What is the number of lines in the entries below that include the word "name"? Provide the number only.

EXERCISE DATA »
++++++
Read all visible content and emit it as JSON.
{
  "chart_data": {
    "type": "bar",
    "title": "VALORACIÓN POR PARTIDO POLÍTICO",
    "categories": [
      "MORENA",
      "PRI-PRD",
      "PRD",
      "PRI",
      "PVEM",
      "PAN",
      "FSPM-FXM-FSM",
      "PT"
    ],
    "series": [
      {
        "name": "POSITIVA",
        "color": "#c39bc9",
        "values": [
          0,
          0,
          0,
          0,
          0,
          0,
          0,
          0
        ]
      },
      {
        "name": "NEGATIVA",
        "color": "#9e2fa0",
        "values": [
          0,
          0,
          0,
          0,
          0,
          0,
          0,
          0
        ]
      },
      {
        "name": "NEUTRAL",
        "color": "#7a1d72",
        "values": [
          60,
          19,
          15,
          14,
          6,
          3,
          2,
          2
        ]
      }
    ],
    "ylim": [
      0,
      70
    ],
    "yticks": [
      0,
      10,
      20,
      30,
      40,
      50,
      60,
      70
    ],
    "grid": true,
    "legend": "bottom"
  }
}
++++++
EXERCISE RESPONSE »
3